> [STATED PROBLEM 1]
Reproduce the part of the restic retention thread that begins with the words "My thoughts are, if" and ends with the words "of each username).".

> [DOCUMENT PASSAGE]
- - - - - - -

I’m trying to implement a backup strategy at my office, but the higher-ups specifically don’t want to retain anything longer than two years. I know I can restic forget --keep-within 2y but it will retain the last snapshot per host. I understand the reasons we might be hesitant to add such a flag, but it would be a pain with 100+ hosts to have to go through and manually remove the last snapshot once the snapshots get old enough (we get a lot of people coming and going here, and once they leave the backup isn’t needed).
My thoughts are, if there were a --forget-last-snapshot switch that made it obvious what it would do, it would solve the problem, and also not make it the default behavior.
Another idea I had for the meantime was to tag ALL my snapshots with “cleanup” or something, then do `restic forget --keep-within 2y --group-by tags’ but then I can’t use tags for other purposes (right now I have the usernames as the tags, and so unless I removed all the tags, Restic would still keep the last copy of each username).
Is there any chance at all of getting a --forget-last-snapshot with A BIG WARNING BESIDE IT IN THE --HELP SWITCH perhaps?
The reason restic keeps the last snapshot for each host is that grouping of snapshots is by default done on hosts and paths. If you configure restic to only group on paths, then it should hopefully do what you want. Just add --group-by paths to your forget command.
Hmm that doesn’t seem to work, since most of the paths are unique. So if I have an employee named Bob, and the machine name is BOB123 and the tag is bobusername and the path is C:\users\bob - doesn’t matter if I group by the machine name, tag, or path - there’s still always going to be one snapshot leftover, even if Bob is long gone and doesn’t need his backup anymore - unless I go in and manually prune every user that leaves.
I basically just need a switch that will forget anything past a certain date, no matter what. With all the warnings of perils that lie ahead if necessary - but still, the option for power users would be nice. Otherwise I’m going to have to quarterly go through, try to figure out who has left (there’s lots of users, and lots of techs - I won’t always hear about it), and manually prune each one. That doesn’t sound fun.
I hear you, but I think the insistence to not allow any policy to remove the final available snapshot in a group is pretty well reasoned and will probably be maintained.
But for advanced usage (backing up 100+ hosts seems to qualify ), it seems like implementing a script to run restic snapshots --json and then use that to locate snapshots older than 2y for removal would not be too difficult.
I threw together a quick script in R to do this, I’m sure it would not be too hard to do something similar in python or another scripting language of choice.
# Packages
library(tidyverse)

- - - - - - -

> [PROVIDED DATA]
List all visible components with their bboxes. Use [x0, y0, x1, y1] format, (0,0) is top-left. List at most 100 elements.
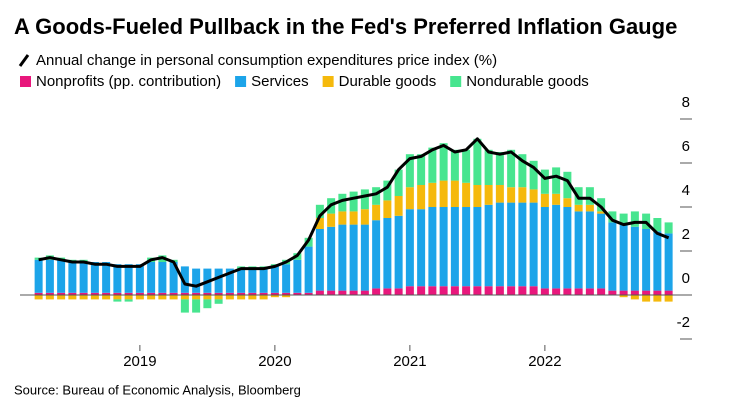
bar-segment: [315, 229, 324, 291]
bar-segment: [315, 204, 324, 218]
bar-segment: [495, 152, 504, 185]
bar-segment: [45, 295, 54, 300]
bar-segment: [597, 213, 606, 289]
bar-segment: [608, 222, 617, 291]
bar-segment: [102, 292, 111, 295]
bar-segment: [225, 268, 234, 293]
bar-segment: [405, 286, 414, 295]
bar-segment: [405, 187, 414, 210]
bar-segment: [372, 288, 381, 295]
bar-segment: [214, 268, 223, 293]
bar-segment: [664, 222, 673, 234]
bar-segment: [563, 207, 572, 289]
x-tick-label: 2022: [528, 353, 561, 370]
bar-segment: [293, 292, 302, 295]
bar-segment: [270, 292, 279, 295]
bar-segment: [102, 262, 111, 293]
bar-segment: [192, 292, 201, 295]
bar-segment: [135, 292, 144, 295]
bar-segment: [619, 290, 628, 295]
bar-segment: [304, 246, 313, 293]
bar-segment: [237, 295, 246, 300]
bar-segment: [417, 286, 426, 295]
bar-segment: [540, 207, 549, 289]
bar-segment: [439, 286, 448, 295]
bar-segment: [248, 295, 257, 300]
bar-segment: [349, 191, 358, 212]
bar-segment: [180, 295, 189, 300]
bar-segment: [282, 292, 291, 295]
bar-segment: [540, 288, 549, 295]
bar-segment: [608, 211, 617, 223]
bar-segment: [630, 226, 639, 291]
bar-segment: [585, 187, 594, 205]
bar-segment: [518, 202, 527, 287]
bar-segment: [259, 292, 268, 295]
y-tick-label: 6: [682, 138, 690, 155]
legend-swatch: [322, 76, 334, 87]
bar-segment: [540, 169, 549, 194]
bar-segment: [574, 211, 583, 289]
bar-segment: [203, 299, 212, 309]
x-tick-label: 2021: [393, 353, 426, 370]
y-tick-label: 8: [682, 94, 690, 111]
bar-segment: [192, 295, 201, 300]
bar-segment: [180, 266, 189, 293]
legend-label: Services: [251, 73, 309, 90]
bar-segment: [214, 295, 223, 300]
bar-segment: [225, 295, 234, 300]
bar-segment: [428, 207, 437, 287]
bar-segment: [349, 290, 358, 295]
legend-label: Durable goods: [339, 73, 437, 90]
bar-segment: [405, 209, 414, 287]
bar-segment: [394, 196, 403, 216]
bar-segment: [360, 189, 369, 210]
bar-segment: [304, 292, 313, 295]
bar-segment: [79, 292, 88, 295]
bar-segment: [394, 215, 403, 289]
bar-segment: [608, 290, 617, 295]
bar-segment: [158, 295, 167, 300]
bar-segment: [518, 286, 527, 295]
bar-segment: [552, 167, 561, 194]
y-tick-label: -2: [677, 314, 690, 331]
y-tick-label: 2: [682, 226, 690, 243]
bar-segment: [642, 295, 651, 302]
bar-segment: [428, 286, 437, 295]
bar-segment: [203, 292, 212, 295]
bar-segment: [147, 262, 156, 293]
bar-segment: [619, 224, 628, 291]
bar-segment: [484, 149, 493, 185]
bar-segment: [68, 292, 77, 295]
bar-segment: [124, 299, 133, 302]
bar-segment: [338, 193, 347, 212]
bar-segment: [642, 229, 651, 291]
x-tick-label: 2020: [258, 353, 291, 370]
bar-segment: [383, 218, 392, 289]
bar-segment: [507, 286, 516, 295]
bar-segment: [653, 218, 662, 232]
bar-segment: [124, 292, 133, 295]
bar-segment: [597, 211, 606, 214]
bar-segment: [90, 262, 99, 293]
bar-segment: [450, 149, 459, 181]
bar-segment: [259, 268, 268, 293]
bar-segment: [529, 189, 538, 203]
bar-segment: [585, 211, 594, 289]
bar-segment: [653, 295, 662, 302]
bar-segment: [327, 213, 336, 227]
bar-segment: [338, 211, 347, 225]
bar-segment: [158, 292, 167, 295]
bar-segment: [585, 288, 594, 295]
bar-segment: [383, 180, 392, 201]
bar-segment: [124, 264, 133, 293]
bar-segment: [439, 143, 448, 181]
bar-segment: [214, 292, 223, 295]
bar-segment: [450, 180, 459, 207]
pce-line: [38, 137, 670, 288]
bar-segment: [259, 295, 268, 300]
bar-segment: [315, 218, 324, 229]
y-tick-label: 4: [682, 182, 690, 199]
bar-segment: [540, 193, 549, 207]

- - - - - - -

> [STATED PROBLEM 2]
Format the lines of the records from the one containing "bar-segment: [315, 229, 324, 291]" through the one containing "bar-segment: [405, 286, 414, 295]", both included, as a JSON list of strings, one string per line, omitting blank lines.

> [WORKED SOLUTION 1]
My thoughts are, if there were a --forget-last-snapshot switch that made it obvious what it would do, it would solve the problem, and also not make it the default behavior.
Another idea I had for the meantime was to tag ALL my snapshots with “cleanup” or something, then do `restic forget --keep-within 2y --group-by tags’ but then I can’t use tags for other purposes (right now I have the usernames as the tags, and so unless I removed all the tags, Restic would still keep the last copy of each username).

> [WORKED SOLUTION 2]
[
  "bar-segment: [315, 229, 324, 291]",
  "bar-segment: [315, 204, 324, 218]",
  "bar-segment: [495, 152, 504, 185]",
  "bar-segment: [45, 295, 54, 300]",
  "bar-segment: [597, 213, 606, 289]",
  "bar-segment: [608, 222, 617, 291]",
  "bar-segment: [102, 292, 111, 295]",
  "bar-segment: [225, 268, 234, 293]",
  "bar-segment: [405, 286, 414, 295]"
]